==== Data for analysis ====

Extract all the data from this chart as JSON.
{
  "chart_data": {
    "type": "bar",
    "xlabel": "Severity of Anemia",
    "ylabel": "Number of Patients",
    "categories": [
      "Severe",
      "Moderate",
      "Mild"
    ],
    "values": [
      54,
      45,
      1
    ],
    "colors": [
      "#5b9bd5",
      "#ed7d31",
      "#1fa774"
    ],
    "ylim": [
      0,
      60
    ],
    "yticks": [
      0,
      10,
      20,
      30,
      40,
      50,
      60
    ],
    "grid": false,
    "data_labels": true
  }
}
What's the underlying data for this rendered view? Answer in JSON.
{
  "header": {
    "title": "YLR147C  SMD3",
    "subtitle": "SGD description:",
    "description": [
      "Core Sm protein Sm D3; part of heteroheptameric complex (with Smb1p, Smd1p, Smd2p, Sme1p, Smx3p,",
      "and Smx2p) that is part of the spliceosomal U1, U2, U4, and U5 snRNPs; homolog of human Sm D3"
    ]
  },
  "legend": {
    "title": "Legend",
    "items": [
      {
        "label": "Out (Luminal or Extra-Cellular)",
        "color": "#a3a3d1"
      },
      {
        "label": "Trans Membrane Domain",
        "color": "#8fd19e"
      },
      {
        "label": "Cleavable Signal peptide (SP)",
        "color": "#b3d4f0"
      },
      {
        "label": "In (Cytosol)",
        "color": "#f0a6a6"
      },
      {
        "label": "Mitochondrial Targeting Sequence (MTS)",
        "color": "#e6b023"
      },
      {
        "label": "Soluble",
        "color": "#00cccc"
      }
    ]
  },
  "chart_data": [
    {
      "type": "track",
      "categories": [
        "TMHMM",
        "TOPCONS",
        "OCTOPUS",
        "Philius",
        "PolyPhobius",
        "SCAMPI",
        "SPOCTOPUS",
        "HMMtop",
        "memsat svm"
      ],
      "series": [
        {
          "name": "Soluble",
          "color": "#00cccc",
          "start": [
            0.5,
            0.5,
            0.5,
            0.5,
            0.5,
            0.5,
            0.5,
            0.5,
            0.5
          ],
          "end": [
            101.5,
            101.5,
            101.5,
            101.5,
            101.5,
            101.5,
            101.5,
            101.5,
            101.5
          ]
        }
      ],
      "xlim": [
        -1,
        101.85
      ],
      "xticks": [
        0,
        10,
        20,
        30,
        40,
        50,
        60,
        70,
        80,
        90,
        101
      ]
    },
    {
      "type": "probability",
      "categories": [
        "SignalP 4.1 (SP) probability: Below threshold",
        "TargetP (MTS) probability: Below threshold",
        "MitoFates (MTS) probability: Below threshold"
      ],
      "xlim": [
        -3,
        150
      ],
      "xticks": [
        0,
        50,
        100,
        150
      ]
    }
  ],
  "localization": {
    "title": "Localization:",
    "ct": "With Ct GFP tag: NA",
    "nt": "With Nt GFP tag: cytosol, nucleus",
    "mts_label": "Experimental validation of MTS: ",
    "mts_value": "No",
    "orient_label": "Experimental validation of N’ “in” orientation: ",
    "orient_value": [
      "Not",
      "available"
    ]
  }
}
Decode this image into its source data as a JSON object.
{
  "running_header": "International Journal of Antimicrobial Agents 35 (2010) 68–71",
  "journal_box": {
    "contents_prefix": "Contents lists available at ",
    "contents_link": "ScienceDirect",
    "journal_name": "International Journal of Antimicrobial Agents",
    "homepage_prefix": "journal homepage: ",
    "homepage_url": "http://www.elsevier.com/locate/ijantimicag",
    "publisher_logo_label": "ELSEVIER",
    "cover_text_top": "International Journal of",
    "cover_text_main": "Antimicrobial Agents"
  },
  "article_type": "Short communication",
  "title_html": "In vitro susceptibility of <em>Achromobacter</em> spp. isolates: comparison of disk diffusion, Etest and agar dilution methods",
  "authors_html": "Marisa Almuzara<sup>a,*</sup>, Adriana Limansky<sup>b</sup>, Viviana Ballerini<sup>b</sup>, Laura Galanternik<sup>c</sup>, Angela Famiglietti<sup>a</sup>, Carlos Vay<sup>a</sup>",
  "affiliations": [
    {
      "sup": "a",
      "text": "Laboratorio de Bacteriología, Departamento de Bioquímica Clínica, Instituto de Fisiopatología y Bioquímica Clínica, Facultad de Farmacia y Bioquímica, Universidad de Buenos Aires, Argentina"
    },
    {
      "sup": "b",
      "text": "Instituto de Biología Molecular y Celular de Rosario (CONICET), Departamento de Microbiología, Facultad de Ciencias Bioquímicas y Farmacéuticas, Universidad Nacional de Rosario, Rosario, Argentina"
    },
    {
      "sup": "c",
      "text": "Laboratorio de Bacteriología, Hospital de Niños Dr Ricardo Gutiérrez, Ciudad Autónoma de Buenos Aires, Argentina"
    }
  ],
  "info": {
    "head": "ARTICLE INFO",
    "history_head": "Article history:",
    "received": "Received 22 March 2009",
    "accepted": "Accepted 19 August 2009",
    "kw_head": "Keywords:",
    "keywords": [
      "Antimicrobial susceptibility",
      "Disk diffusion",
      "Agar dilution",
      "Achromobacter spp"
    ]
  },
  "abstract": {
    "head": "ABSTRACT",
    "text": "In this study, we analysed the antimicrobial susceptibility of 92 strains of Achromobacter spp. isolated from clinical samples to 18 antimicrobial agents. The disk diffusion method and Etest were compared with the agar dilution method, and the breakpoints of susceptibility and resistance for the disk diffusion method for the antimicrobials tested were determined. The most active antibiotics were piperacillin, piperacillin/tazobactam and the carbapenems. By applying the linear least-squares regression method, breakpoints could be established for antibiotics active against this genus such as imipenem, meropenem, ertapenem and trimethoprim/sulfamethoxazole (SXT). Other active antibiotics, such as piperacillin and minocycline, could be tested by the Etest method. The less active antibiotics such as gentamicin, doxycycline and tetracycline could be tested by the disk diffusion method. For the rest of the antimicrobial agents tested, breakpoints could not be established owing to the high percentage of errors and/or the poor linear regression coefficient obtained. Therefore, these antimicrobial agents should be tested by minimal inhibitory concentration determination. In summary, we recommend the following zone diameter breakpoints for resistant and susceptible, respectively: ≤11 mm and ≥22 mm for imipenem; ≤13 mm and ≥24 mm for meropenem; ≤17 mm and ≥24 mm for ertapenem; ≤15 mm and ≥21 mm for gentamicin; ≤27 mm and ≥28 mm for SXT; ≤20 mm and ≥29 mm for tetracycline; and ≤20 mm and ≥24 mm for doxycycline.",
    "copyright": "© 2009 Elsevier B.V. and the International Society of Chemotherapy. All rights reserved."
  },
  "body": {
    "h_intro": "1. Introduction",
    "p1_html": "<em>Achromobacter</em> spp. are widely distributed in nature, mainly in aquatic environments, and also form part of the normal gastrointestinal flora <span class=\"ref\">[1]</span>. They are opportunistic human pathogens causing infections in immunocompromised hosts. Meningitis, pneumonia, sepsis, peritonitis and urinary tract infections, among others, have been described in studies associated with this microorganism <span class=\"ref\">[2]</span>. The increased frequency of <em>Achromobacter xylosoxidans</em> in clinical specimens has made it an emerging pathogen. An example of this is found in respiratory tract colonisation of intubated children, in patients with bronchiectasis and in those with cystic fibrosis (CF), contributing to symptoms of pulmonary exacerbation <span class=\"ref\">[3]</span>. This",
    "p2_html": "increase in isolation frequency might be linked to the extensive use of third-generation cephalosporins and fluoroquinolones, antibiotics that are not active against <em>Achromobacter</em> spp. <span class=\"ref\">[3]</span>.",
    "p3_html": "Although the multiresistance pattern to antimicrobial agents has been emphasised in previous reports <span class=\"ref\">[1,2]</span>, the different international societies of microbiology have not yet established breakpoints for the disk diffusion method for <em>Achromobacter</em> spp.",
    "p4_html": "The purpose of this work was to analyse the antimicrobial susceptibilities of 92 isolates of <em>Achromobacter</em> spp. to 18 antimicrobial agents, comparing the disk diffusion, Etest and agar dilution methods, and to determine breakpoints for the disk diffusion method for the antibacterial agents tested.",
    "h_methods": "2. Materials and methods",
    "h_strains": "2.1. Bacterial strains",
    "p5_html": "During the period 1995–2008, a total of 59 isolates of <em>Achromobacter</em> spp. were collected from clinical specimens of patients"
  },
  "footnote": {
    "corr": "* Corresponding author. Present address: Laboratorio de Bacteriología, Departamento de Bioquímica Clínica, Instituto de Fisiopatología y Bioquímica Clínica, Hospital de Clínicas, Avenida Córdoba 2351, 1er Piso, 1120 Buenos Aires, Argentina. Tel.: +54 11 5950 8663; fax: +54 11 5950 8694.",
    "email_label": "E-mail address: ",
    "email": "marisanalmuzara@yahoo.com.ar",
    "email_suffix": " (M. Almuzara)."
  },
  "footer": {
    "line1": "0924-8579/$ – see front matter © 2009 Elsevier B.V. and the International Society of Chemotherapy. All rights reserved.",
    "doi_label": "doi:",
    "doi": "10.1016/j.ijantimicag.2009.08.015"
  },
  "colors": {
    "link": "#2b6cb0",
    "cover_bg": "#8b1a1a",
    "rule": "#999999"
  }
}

====

Count how many lines in the material above hold the word "isolates", then write the number and nothing more.

3